STATED PROBLEM:
Reproduce the following lines word for word, leaving out the pictures.

— start GIVEN RECORDS —

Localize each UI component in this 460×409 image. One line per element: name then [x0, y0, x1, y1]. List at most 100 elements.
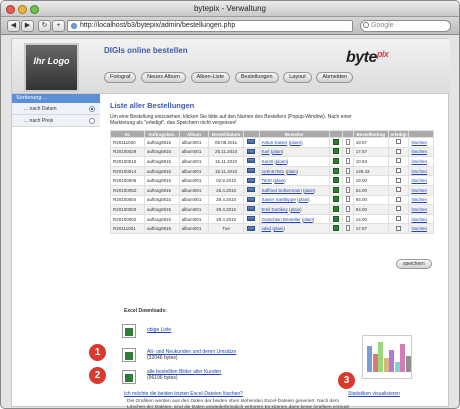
erledigt-checkbox[interactable]: [396, 206, 402, 212]
back-arrow-icon[interactable]: ◀: [7, 20, 20, 32]
mail-icon[interactable]: [247, 187, 256, 193]
excel-icon[interactable]: [332, 177, 339, 184]
erledigt-checkbox[interactable]: [396, 168, 402, 174]
document-icon[interactable]: [345, 148, 350, 155]
stats-link[interactable]: Statistiken visualisieren: [348, 391, 400, 397]
plain-link[interactable]: ploen: [290, 140, 301, 145]
delete-excel-link[interactable]: Ich möchte die beiden letzten Excel-Date…: [124, 391, 243, 397]
excel-icon[interactable]: [332, 138, 339, 145]
mail-icon[interactable]: [247, 177, 256, 183]
delete-link[interactable]: löschen: [411, 226, 427, 231]
chart-bar: [367, 346, 372, 372]
nav-bestellungen[interactable]: Bestellungen: [234, 72, 279, 83]
erledigt-checkbox[interactable]: [396, 177, 402, 183]
radio-datum[interactable]: [89, 106, 95, 112]
zoom-icon[interactable]: [30, 5, 39, 14]
document-icon[interactable]: [345, 196, 350, 203]
erledigt-checkbox[interactable]: [396, 196, 402, 202]
plain-link[interactable]: plain: [272, 149, 282, 154]
excel-icon[interactable]: [332, 186, 339, 193]
mail-icon[interactable]: [247, 206, 256, 212]
document-icon[interactable]: [345, 177, 350, 184]
download-list-link[interactable]: obige Liste: [147, 327, 171, 333]
document-icon[interactable]: [345, 225, 350, 232]
delete-link[interactable]: löschen: [411, 207, 427, 212]
table-row: R20111001 auftrag0815 album001 Tue sdsd (pla…: [109, 223, 434, 234]
erledigt-checkbox[interactable]: [396, 148, 402, 154]
plain-link[interactable]: plain: [303, 217, 313, 222]
erledigt-checkbox[interactable]: [396, 216, 402, 222]
delete-link[interactable]: löschen: [411, 159, 427, 164]
delete-link[interactable]: löschen: [411, 197, 427, 202]
excel-icon[interactable]: [122, 348, 136, 362]
chart-thumbnail[interactable]: [362, 335, 412, 379]
excel-icon[interactable]: [332, 148, 339, 155]
delete-link[interactable]: löschen: [411, 217, 427, 222]
customer-link[interactable]: Saffried Süßermann: [262, 188, 302, 193]
plain-link[interactable]: ploen: [276, 159, 287, 164]
excel-icon[interactable]: [332, 215, 339, 222]
excel-icon[interactable]: [332, 205, 339, 212]
customer-link[interactable]: Xavier Xanthippe: [262, 197, 296, 202]
excel-icon[interactable]: [122, 324, 136, 338]
url-bar[interactable]: http://localhost/b3/bytepix/admin/bestel…: [67, 20, 353, 32]
delete-link[interactable]: löschen: [411, 188, 427, 193]
erledigt-checkbox[interactable]: [396, 158, 402, 164]
delete-link[interactable]: löschen: [411, 169, 427, 174]
customer-link[interactable]: Karstl: [262, 159, 274, 164]
forward-arrow-icon[interactable]: ▶: [21, 20, 34, 32]
plain-link[interactable]: plain: [274, 226, 284, 231]
add-icon[interactable]: +: [52, 20, 65, 32]
nav-neues-album[interactable]: Neues Album: [141, 72, 186, 83]
customer-link[interactable]: Anton Kaiser: [262, 140, 288, 145]
search-input[interactable]: Google: [360, 20, 451, 32]
customer-link[interactable]: Karl: [262, 149, 270, 154]
col-nr: Nr.: [109, 130, 146, 138]
save-button[interactable]: speichern: [396, 259, 432, 269]
document-icon[interactable]: [345, 167, 350, 174]
close-icon[interactable]: [6, 5, 15, 14]
nav-layout[interactable]: Layout: [283, 72, 312, 83]
customer-link[interactable]: sdsd: [262, 226, 272, 231]
document-icon[interactable]: [345, 186, 350, 193]
mail-icon[interactable]: [247, 216, 256, 222]
delete-link[interactable]: löschen: [411, 140, 427, 145]
sidebar-item-preis[interactable]: ... nach Preis: [12, 115, 100, 127]
radio-preis[interactable]: [89, 118, 95, 124]
document-icon[interactable]: [345, 138, 350, 145]
nav-abmelden[interactable]: Abmelden: [316, 72, 354, 83]
delete-link[interactable]: löschen: [411, 149, 427, 154]
plain-link[interactable]: plain: [291, 207, 301, 212]
mail-icon[interactable]: [247, 148, 256, 154]
delete-link[interactable]: löschen: [411, 178, 427, 183]
excel-icon[interactable]: [332, 225, 339, 232]
customer-link[interactable]: Emil Dottikey: [262, 207, 288, 212]
plain-link[interactable]: plain: [275, 178, 285, 183]
excel-icon[interactable]: [332, 196, 339, 203]
document-icon[interactable]: [345, 157, 350, 164]
plain-link[interactable]: plain: [305, 188, 315, 193]
excel-icon[interactable]: [332, 157, 339, 164]
erledigt-checkbox[interactable]: [396, 187, 402, 193]
document-icon[interactable]: [345, 215, 350, 222]
minimize-icon[interactable]: [18, 5, 27, 14]
mail-icon[interactable]: [247, 225, 256, 231]
customer-link[interactable]: rartin67561: [262, 169, 285, 174]
reload-icon[interactable]: ↻: [38, 20, 51, 32]
customer-link[interactable]: Gutschein Besteller: [262, 217, 301, 222]
mail-icon[interactable]: [247, 139, 256, 145]
mail-icon[interactable]: [247, 168, 256, 174]
erledigt-checkbox[interactable]: [396, 225, 402, 231]
nav-fotograf[interactable]: Fotograf: [104, 72, 137, 83]
excel-icon[interactable]: [332, 167, 339, 174]
erledigt-checkbox[interactable]: [396, 139, 402, 145]
plain-link[interactable]: plain: [287, 169, 297, 174]
plain-link[interactable]: plain: [299, 197, 309, 202]
sidebar-item-datum[interactable]: ... nach Datum: [12, 103, 100, 115]
mail-icon[interactable]: [247, 196, 256, 202]
document-icon[interactable]: [345, 205, 350, 212]
excel-icon[interactable]: [122, 370, 136, 384]
customer-link[interactable]: Tertrt: [262, 178, 272, 183]
nav-alben-liste[interactable]: Alben-Liste: [190, 72, 231, 83]
mail-icon[interactable]: [247, 158, 256, 164]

— end GIVEN RECORDS —

FINAL ANSWER:
Localize each UI component in this 460×409 image. One line per element: name then [x0, y0, x1, y1]. List at most 100 elements.
erledigt-checkbox[interactable]: [396, 206, 402, 212]
back-arrow-icon[interactable]: ◀: [7, 20, 20, 32]
mail-icon[interactable]: [247, 187, 256, 193]
excel-icon[interactable]: [332, 177, 339, 184]
erledigt-checkbox[interactable]: [396, 168, 402, 174]
document-icon[interactable]: [345, 148, 350, 155]
stats-link[interactable]: Statistiken visualisieren: [348, 391, 400, 397]
plain-link[interactable]: ploen: [290, 140, 301, 145]
delete-excel-link[interactable]: Ich möchte die beiden letzten Excel-Date…: [124, 391, 243, 397]
excel-icon[interactable]: [332, 138, 339, 145]
mail-icon[interactable]: [247, 177, 256, 183]
delete-link[interactable]: löschen: [411, 226, 427, 231]
chart-bar: [367, 346, 372, 372]
nav-bestellungen[interactable]: Bestellungen: [234, 72, 279, 83]
erledigt-checkbox[interactable]: [396, 177, 402, 183]
radio-datum[interactable]: [89, 106, 95, 112]
zoom-icon[interactable]: [30, 5, 39, 14]
document-icon[interactable]: [345, 196, 350, 203]
erledigt-checkbox[interactable]: [396, 196, 402, 202]
plain-link[interactable]: plain: [272, 149, 282, 154]
excel-icon[interactable]: [332, 186, 339, 193]
mail-icon[interactable]: [247, 206, 256, 212]
document-icon[interactable]: [345, 177, 350, 184]
download-list-link[interactable]: obige Liste: [147, 327, 171, 333]
document-icon[interactable]: [345, 225, 350, 232]
delete-link[interactable]: löschen: [411, 207, 427, 212]
table-row: R20111001 auftrag0815 album001 Tue sdsd (pla…: [109, 223, 434, 234]
erledigt-checkbox[interactable]: [396, 148, 402, 154]
plain-link[interactable]: plain: [303, 217, 313, 222]
erledigt-checkbox[interactable]: [396, 216, 402, 222]
delete-link[interactable]: löschen: [411, 159, 427, 164]
delete-link[interactable]: löschen: [411, 197, 427, 202]
excel-icon[interactable]: [122, 348, 136, 362]
chart-thumbnail[interactable]: [362, 335, 412, 379]
excel-icon[interactable]: [332, 148, 339, 155]
delete-link[interactable]: löschen: [411, 217, 427, 222]
customer-link[interactable]: Saffried Süßermann: [262, 188, 302, 193]
plain-link[interactable]: ploen: [276, 159, 287, 164]
excel-icon[interactable]: [332, 215, 339, 222]
excel-icon[interactable]: [332, 205, 339, 212]
customer-link[interactable]: Xavier Xanthippe: [262, 197, 296, 202]
excel-icon[interactable]: [122, 324, 136, 338]
url-bar[interactable]: http://localhost/b3/bytepix/admin/bestel…: [67, 20, 353, 32]
delete-link[interactable]: löschen: [411, 188, 427, 193]
erledigt-checkbox[interactable]: [396, 158, 402, 164]
delete-link[interactable]: löschen: [411, 169, 427, 174]
customer-link[interactable]: Karstl: [262, 159, 274, 164]
forward-arrow-icon[interactable]: ▶: [21, 20, 34, 32]
plain-link[interactable]: plain: [274, 226, 284, 231]
add-icon[interactable]: +: [52, 20, 65, 32]
nav-neues-album[interactable]: Neues Album: [141, 72, 186, 83]
customer-link[interactable]: Anton Kaiser: [262, 140, 288, 145]
search-input[interactable]: Google: [360, 20, 451, 32]
customer-link[interactable]: Karl: [262, 149, 270, 154]
col-nr: Nr.: [109, 130, 146, 138]
save-button[interactable]: speichern: [396, 259, 432, 269]
document-icon[interactable]: [345, 167, 350, 174]
close-icon[interactable]: [6, 5, 15, 14]
nav-layout[interactable]: Layout: [283, 72, 312, 83]
customer-link[interactable]: sdsd: [262, 226, 272, 231]
document-icon[interactable]: [345, 186, 350, 193]
mail-icon[interactable]: [247, 216, 256, 222]
delete-link[interactable]: löschen: [411, 140, 427, 145]
sidebar-item-preis[interactable]: ... nach Preis: [12, 115, 100, 127]
radio-preis[interactable]: [89, 118, 95, 124]
document-icon[interactable]: [345, 138, 350, 145]
nav-abmelden[interactable]: Abmelden: [316, 72, 354, 83]
delete-link[interactable]: löschen: [411, 149, 427, 154]
plain-link[interactable]: plain: [291, 207, 301, 212]
mail-icon[interactable]: [247, 148, 256, 154]
delete-link[interactable]: löschen: [411, 178, 427, 183]
excel-icon[interactable]: [332, 225, 339, 232]
customer-link[interactable]: Emil Dottikey: [262, 207, 288, 212]
plain-link[interactable]: plain: [275, 178, 285, 183]
excel-icon[interactable]: [332, 196, 339, 203]
document-icon[interactable]: [345, 157, 350, 164]
plain-link[interactable]: plain: [305, 188, 315, 193]
excel-icon[interactable]: [332, 157, 339, 164]
erledigt-checkbox[interactable]: [396, 187, 402, 193]
document-icon[interactable]: [345, 215, 350, 222]
minimize-icon[interactable]: [18, 5, 27, 14]
mail-icon[interactable]: [247, 225, 256, 231]
customer-link[interactable]: rartin67561: [262, 169, 285, 174]
reload-icon[interactable]: ↻: [38, 20, 51, 32]
customer-link[interactable]: Gutschein Besteller: [262, 217, 301, 222]
mail-icon[interactable]: [247, 139, 256, 145]
mail-icon[interactable]: [247, 168, 256, 174]
erledigt-checkbox[interactable]: [396, 225, 402, 231]
nav-fotograf[interactable]: Fotograf: [104, 72, 137, 83]
excel-icon[interactable]: [332, 167, 339, 174]
erledigt-checkbox[interactable]: [396, 139, 402, 145]
plain-link[interactable]: plain: [287, 169, 297, 174]
plain-link[interactable]: plain: [299, 197, 309, 202]
sidebar-item-datum[interactable]: ... nach Datum: [12, 103, 100, 115]
mail-icon[interactable]: [247, 196, 256, 202]
document-icon[interactable]: [345, 205, 350, 212]
excel-icon[interactable]: [122, 370, 136, 384]
customer-link[interactable]: Tertrt: [262, 178, 272, 183]
nav-alben-liste[interactable]: Alben-Liste: [190, 72, 231, 83]
mail-icon[interactable]: [247, 158, 256, 164]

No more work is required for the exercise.